* START Provided data *

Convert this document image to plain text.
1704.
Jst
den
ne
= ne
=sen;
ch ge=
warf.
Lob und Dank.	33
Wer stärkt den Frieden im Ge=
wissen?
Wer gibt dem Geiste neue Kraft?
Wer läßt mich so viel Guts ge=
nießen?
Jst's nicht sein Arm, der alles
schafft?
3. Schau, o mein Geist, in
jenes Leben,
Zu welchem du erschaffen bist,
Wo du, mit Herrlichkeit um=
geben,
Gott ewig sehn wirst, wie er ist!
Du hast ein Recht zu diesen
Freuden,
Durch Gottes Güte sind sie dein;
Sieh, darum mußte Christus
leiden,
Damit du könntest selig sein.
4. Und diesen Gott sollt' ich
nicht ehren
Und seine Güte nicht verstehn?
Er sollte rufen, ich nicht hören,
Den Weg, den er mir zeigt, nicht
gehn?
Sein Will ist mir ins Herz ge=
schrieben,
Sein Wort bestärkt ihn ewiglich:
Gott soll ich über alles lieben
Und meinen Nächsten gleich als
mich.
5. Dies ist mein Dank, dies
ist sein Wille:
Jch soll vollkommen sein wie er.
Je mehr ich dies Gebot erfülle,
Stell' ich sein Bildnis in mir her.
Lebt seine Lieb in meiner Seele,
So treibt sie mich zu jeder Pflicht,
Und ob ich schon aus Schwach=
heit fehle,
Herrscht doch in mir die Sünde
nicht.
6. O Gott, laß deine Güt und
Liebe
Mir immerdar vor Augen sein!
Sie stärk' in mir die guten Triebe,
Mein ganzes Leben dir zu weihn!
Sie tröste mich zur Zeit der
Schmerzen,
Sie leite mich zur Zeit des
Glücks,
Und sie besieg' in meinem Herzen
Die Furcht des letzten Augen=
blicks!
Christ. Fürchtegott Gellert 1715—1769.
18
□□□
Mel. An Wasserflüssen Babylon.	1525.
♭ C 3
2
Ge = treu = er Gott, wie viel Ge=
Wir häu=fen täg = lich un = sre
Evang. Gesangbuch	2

* END Provided data *

Write the material out again word for word.

Convert this document image to plain text.
1704.
Jst
den
ne
= ne
=sen;
ch ge=
warf.
Lob und Dank.	33
Wer stärkt den Frieden im Ge=
wissen?
Wer gibt dem Geiste neue Kraft?
Wer läßt mich so viel Guts ge=
nießen?
Jst's nicht sein Arm, der alles
schafft?
3. Schau, o mein Geist, in
jenes Leben,
Zu welchem du erschaffen bist,
Wo du, mit Herrlichkeit um=
geben,
Gott ewig sehn wirst, wie er ist!
Du hast ein Recht zu diesen
Freuden,
Durch Gottes Güte sind sie dein;
Sieh, darum mußte Christus
leiden,
Damit du könntest selig sein.
4. Und diesen Gott sollt' ich
nicht ehren
Und seine Güte nicht verstehn?
Er sollte rufen, ich nicht hören,
Den Weg, den er mir zeigt, nicht
gehn?
Sein Will ist mir ins Herz ge=
schrieben,
Sein Wort bestärkt ihn ewiglich:
Gott soll ich über alles lieben
Und meinen Nächsten gleich als
mich.
5. Dies ist mein Dank, dies
ist sein Wille:
Jch soll vollkommen sein wie er.
Je mehr ich dies Gebot erfülle,
Stell' ich sein Bildnis in mir her.
Lebt seine Lieb in meiner Seele,
So treibt sie mich zu jeder Pflicht,
Und ob ich schon aus Schwach=
heit fehle,
Herrscht doch in mir die Sünde
nicht.
6. O Gott, laß deine Güt und
Liebe
Mir immerdar vor Augen sein!
Sie stärk' in mir die guten Triebe,
Mein ganzes Leben dir zu weihn!
Sie tröste mich zur Zeit der
Schmerzen,
Sie leite mich zur Zeit des
Glücks,
Und sie besieg' in meinem Herzen
Die Furcht des letzten Augen=
blicks!
Christ. Fürchtegott Gellert 1715—1769.
18
□□□
Mel. An Wasserflüssen Babylon.	1525.
♭ C 3
2
Ge = treu = er Gott, wie viel Ge=
Wir häu=fen täg = lich un = sre
Evang. Gesangbuch	2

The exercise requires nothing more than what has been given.